| RECORDS SHOWN |
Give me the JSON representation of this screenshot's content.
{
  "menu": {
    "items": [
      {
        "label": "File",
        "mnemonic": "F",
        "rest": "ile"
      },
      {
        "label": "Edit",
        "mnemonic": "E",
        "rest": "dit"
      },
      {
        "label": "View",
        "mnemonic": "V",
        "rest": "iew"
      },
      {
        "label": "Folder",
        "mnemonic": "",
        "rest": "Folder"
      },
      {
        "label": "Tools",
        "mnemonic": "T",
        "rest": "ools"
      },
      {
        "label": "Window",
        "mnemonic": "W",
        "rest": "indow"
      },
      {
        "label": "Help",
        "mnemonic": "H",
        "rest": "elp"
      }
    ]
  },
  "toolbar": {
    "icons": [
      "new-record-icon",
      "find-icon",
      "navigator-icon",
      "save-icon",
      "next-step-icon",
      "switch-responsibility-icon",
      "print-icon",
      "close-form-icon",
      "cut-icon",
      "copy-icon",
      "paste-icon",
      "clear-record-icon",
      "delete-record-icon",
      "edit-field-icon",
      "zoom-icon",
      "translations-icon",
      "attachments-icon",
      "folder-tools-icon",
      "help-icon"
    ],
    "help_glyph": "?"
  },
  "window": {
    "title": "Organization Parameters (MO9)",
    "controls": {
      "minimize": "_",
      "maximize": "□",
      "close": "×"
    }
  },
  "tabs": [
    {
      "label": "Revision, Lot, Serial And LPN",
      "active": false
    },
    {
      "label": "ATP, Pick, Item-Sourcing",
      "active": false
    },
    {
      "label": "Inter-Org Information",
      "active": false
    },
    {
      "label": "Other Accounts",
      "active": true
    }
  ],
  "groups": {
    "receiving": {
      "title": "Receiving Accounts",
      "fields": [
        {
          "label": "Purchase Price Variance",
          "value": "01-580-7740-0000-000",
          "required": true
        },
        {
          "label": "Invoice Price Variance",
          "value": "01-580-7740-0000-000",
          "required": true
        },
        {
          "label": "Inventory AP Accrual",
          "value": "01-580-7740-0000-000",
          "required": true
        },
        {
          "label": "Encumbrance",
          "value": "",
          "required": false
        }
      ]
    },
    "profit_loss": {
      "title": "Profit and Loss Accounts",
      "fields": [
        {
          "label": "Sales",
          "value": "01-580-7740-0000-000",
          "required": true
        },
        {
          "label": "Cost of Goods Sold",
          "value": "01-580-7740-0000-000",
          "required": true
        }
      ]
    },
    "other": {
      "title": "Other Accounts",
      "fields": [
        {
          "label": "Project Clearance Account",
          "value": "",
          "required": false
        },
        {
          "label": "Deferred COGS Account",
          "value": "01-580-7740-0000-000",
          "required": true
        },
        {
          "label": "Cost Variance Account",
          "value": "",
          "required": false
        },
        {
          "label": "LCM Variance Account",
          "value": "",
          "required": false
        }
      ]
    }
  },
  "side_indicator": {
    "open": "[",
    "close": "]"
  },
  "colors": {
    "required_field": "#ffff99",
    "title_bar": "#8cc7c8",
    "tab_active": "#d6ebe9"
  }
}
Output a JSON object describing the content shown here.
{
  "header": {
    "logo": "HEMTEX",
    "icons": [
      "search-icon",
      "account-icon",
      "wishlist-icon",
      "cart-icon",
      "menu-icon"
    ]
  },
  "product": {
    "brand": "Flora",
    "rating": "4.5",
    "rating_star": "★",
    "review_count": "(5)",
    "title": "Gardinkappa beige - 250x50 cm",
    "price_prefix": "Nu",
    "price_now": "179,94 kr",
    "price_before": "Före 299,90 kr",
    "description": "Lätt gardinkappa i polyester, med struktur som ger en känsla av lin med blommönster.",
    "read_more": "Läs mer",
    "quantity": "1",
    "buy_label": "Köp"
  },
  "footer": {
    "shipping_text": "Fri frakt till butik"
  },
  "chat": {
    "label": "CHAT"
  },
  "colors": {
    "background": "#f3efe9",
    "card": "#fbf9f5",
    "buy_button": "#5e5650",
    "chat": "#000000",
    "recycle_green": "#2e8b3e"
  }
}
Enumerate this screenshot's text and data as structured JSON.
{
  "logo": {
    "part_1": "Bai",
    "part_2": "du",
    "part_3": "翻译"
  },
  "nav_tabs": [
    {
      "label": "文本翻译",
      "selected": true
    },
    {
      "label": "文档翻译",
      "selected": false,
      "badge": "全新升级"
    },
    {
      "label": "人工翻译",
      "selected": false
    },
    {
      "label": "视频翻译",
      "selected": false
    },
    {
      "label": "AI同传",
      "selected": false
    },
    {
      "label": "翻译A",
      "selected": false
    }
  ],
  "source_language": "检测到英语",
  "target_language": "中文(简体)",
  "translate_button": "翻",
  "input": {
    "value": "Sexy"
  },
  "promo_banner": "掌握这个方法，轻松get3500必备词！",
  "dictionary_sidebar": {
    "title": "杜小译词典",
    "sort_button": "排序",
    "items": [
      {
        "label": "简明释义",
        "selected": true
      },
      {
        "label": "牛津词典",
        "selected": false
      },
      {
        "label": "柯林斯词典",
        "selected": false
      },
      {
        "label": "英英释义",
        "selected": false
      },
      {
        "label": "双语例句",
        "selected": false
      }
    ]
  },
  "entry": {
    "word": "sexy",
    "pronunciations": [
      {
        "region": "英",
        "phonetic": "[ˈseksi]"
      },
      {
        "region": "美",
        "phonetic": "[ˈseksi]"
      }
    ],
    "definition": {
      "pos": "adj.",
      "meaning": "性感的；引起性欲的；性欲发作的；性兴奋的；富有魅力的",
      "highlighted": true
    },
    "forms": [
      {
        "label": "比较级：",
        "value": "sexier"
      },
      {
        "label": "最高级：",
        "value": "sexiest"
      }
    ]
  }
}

| EXERCISE DESCRIPTION |
Repeat the data exactly. Leave nothing out.

| COMPLETE RESPONSE |
Give me the JSON representation of this screenshot's content.
{
  "menu": {
    "items": [
      {
        "label": "File",
        "mnemonic": "F",
        "rest": "ile"
      },
      {
        "label": "Edit",
        "mnemonic": "E",
        "rest": "dit"
      },
      {
        "label": "View",
        "mnemonic": "V",
        "rest": "iew"
      },
      {
        "label": "Folder",
        "mnemonic": "",
        "rest": "Folder"
      },
      {
        "label": "Tools",
        "mnemonic": "T",
        "rest": "ools"
      },
      {
        "label": "Window",
        "mnemonic": "W",
        "rest": "indow"
      },
      {
        "label": "Help",
        "mnemonic": "H",
        "rest": "elp"
      }
    ]
  },
  "toolbar": {
    "icons": [
      "new-record-icon",
      "find-icon",
      "navigator-icon",
      "save-icon",
      "next-step-icon",
      "switch-responsibility-icon",
      "print-icon",
      "close-form-icon",
      "cut-icon",
      "copy-icon",
      "paste-icon",
      "clear-record-icon",
      "delete-record-icon",
      "edit-field-icon",
      "zoom-icon",
      "translations-icon",
      "attachments-icon",
      "folder-tools-icon",
      "help-icon"
    ],
    "help_glyph": "?"
  },
  "window": {
    "title": "Organization Parameters (MO9)",
    "controls": {
      "minimize": "_",
      "maximize": "□",
      "close": "×"
    }
  },
  "tabs": [
    {
      "label": "Revision, Lot, Serial And LPN",
      "active": false
    },
    {
      "label": "ATP, Pick, Item-Sourcing",
      "active": false
    },
    {
      "label": "Inter-Org Information",
      "active": false
    },
    {
      "label": "Other Accounts",
      "active": true
    }
  ],
  "groups": {
    "receiving": {
      "title": "Receiving Accounts",
      "fields": [
        {
          "label": "Purchase Price Variance",
          "value": "01-580-7740-0000-000",
          "required": true
        },
        {
          "label": "Invoice Price Variance",
          "value": "01-580-7740-0000-000",
          "required": true
        },
        {
          "label": "Inventory AP Accrual",
          "value": "01-580-7740-0000-000",
          "required": true
        },
        {
          "label": "Encumbrance",
          "value": "",
          "required": false
        }
      ]
    },
    "profit_loss": {
      "title": "Profit and Loss Accounts",
      "fields": [
        {
          "label": "Sales",
          "value": "01-580-7740-0000-000",
          "required": true
        },
        {
          "label": "Cost of Goods Sold",
          "value": "01-580-7740-0000-000",
          "required": true
        }
      ]
    },
    "other": {
      "title": "Other Accounts",
      "fields": [
        {
          "label": "Project Clearance Account",
          "value": "",
          "required": false
        },
        {
          "label": "Deferred COGS Account",
          "value": "01-580-7740-0000-000",
          "required": true
        },
        {
          "label": "Cost Variance Account",
          "value": "",
          "required": false
        },
        {
          "label": "LCM Variance Account",
          "value": "",
          "required": false
        }
      ]
    }
  },
  "side_indicator": {
    "open": "[",
    "close": "]"
  },
  "colors": {
    "required_field": "#ffff99",
    "title_bar": "#8cc7c8",
    "tab_active": "#d6ebe9"
  }
}
Output a JSON object describing the content shown here.
{
  "header": {
    "logo": "HEMTEX",
    "icons": [
      "search-icon",
      "account-icon",
      "wishlist-icon",
      "cart-icon",
      "menu-icon"
    ]
  },
  "product": {
    "brand": "Flora",
    "rating": "4.5",
    "rating_star": "★",
    "review_count": "(5)",
    "title": "Gardinkappa beige - 250x50 cm",
    "price_prefix": "Nu",
    "price_now": "179,94 kr",
    "price_before": "Före 299,90 kr",
    "description": "Lätt gardinkappa i polyester, med struktur som ger en känsla av lin med blommönster.",
    "read_more": "Läs mer",
    "quantity": "1",
    "buy_label": "Köp"
  },
  "footer": {
    "shipping_text": "Fri frakt till butik"
  },
  "chat": {
    "label": "CHAT"
  },
  "colors": {
    "background": "#f3efe9",
    "card": "#fbf9f5",
    "buy_button": "#5e5650",
    "chat": "#000000",
    "recycle_green": "#2e8b3e"
  }
}
Enumerate this screenshot's text and data as structured JSON.
{
  "logo": {
    "part_1": "Bai",
    "part_2": "du",
    "part_3": "翻译"
  },
  "nav_tabs": [
    {
      "label": "文本翻译",
      "selected": true
    },
    {
      "label": "文档翻译",
      "selected": false,
      "badge": "全新升级"
    },
    {
      "label": "人工翻译",
      "selected": false
    },
    {
      "label": "视频翻译",
      "selected": false
    },
    {
      "label": "AI同传",
      "selected": false
    },
    {
      "label": "翻译A",
      "selected": false
    }
  ],
  "source_language": "检测到英语",
  "target_language": "中文(简体)",
  "translate_button": "翻",
  "input": {
    "value": "Sexy"
  },
  "promo_banner": "掌握这个方法，轻松get3500必备词！",
  "dictionary_sidebar": {
    "title": "杜小译词典",
    "sort_button": "排序",
    "items": [
      {
        "label": "简明释义",
        "selected": true
      },
      {
        "label": "牛津词典",
        "selected": false
      },
      {
        "label": "柯林斯词典",
        "selected": false
      },
      {
        "label": "英英释义",
        "selected": false
      },
      {
        "label": "双语例句",
        "selected": false
      }
    ]
  },
  "entry": {
    "word": "sexy",
    "pronunciations": [
      {
        "region": "英",
        "phonetic": "[ˈseksi]"
      },
      {
        "region": "美",
        "phonetic": "[ˈseksi]"
      }
    ],
    "definition": {
      "pos": "adj.",
      "meaning": "性感的；引起性欲的；性欲发作的；性兴奋的；富有魅力的",
      "highlighted": true
    },
    "forms": [
      {
        "label": "比较级：",
        "value": "sexier"
      },
      {
        "label": "最高级：",
        "value": "sexiest"
      }
    ]
  }
}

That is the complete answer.